[begin DATA FOR PROCESSING]

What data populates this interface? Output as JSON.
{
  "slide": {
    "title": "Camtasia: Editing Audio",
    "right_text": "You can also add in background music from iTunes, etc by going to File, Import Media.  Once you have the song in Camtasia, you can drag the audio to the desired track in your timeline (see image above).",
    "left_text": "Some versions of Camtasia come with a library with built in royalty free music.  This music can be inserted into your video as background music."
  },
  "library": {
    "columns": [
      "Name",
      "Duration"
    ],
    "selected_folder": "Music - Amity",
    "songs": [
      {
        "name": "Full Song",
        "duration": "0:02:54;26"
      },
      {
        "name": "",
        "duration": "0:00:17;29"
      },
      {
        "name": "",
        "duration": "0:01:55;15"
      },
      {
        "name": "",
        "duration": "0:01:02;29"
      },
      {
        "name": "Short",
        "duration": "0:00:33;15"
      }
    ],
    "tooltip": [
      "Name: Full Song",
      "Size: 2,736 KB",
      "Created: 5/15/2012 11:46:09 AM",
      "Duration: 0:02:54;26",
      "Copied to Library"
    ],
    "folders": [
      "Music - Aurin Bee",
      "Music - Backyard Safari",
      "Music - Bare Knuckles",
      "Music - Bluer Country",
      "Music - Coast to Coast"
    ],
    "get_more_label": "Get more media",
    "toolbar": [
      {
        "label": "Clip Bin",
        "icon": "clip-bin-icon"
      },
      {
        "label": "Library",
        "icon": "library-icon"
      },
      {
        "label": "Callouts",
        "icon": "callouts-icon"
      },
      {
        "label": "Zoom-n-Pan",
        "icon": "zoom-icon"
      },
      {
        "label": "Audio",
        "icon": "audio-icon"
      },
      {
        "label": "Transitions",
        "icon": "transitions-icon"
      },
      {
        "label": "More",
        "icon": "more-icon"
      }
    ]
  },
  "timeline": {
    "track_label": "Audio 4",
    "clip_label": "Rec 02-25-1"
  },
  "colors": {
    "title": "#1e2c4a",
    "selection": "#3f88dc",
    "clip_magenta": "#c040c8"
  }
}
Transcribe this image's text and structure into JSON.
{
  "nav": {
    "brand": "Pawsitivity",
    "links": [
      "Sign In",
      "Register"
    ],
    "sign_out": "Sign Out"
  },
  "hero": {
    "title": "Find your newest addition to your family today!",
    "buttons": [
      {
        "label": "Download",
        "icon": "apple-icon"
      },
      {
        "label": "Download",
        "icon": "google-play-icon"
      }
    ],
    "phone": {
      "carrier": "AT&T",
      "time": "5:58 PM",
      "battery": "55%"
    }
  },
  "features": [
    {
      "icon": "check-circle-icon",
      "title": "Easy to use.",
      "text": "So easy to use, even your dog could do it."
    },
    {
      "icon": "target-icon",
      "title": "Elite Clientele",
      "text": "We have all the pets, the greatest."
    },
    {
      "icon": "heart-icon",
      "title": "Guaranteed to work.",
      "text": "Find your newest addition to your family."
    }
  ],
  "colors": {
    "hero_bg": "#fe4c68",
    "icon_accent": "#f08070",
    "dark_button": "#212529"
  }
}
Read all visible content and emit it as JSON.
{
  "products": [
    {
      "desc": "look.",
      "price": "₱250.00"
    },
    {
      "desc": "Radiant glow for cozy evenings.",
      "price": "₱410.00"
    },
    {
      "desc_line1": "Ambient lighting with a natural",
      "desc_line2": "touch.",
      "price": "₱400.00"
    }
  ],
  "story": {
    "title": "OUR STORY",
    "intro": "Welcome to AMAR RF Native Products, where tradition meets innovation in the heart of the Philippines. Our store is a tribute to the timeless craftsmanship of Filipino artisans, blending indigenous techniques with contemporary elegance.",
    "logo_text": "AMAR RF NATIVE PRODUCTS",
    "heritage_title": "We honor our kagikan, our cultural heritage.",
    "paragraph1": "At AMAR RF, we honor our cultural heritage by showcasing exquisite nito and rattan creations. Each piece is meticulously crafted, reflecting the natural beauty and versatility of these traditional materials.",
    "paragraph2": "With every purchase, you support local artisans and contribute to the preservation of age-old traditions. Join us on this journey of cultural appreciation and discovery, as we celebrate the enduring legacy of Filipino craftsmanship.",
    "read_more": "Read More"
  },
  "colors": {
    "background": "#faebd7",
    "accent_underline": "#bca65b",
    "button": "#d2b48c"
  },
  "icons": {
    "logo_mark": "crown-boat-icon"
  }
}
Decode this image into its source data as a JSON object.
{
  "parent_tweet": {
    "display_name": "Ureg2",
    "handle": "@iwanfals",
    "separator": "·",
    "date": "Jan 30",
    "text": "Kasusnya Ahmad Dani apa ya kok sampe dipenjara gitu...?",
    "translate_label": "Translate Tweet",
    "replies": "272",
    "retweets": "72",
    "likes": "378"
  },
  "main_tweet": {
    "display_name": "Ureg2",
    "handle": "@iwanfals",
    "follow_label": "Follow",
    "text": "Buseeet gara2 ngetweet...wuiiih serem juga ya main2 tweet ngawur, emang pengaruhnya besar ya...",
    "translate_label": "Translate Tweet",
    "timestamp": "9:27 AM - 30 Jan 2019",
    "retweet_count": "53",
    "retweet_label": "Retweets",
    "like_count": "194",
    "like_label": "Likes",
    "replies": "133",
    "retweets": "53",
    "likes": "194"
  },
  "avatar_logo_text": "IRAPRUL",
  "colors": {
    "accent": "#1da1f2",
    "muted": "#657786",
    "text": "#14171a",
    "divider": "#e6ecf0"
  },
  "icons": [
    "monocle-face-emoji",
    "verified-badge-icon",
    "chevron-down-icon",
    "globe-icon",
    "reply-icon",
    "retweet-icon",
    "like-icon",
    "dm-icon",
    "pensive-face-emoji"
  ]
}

[end DATA FOR PROCESSING]

▶ **EXERCISE DESCRIPTION**:
Gather every line from the listing above in which "Read" appears, and copy those lines.

▶ **WRITTEN RESPONSE**:
Read all visible content and emit it as JSON.
    "read_more": "Read More"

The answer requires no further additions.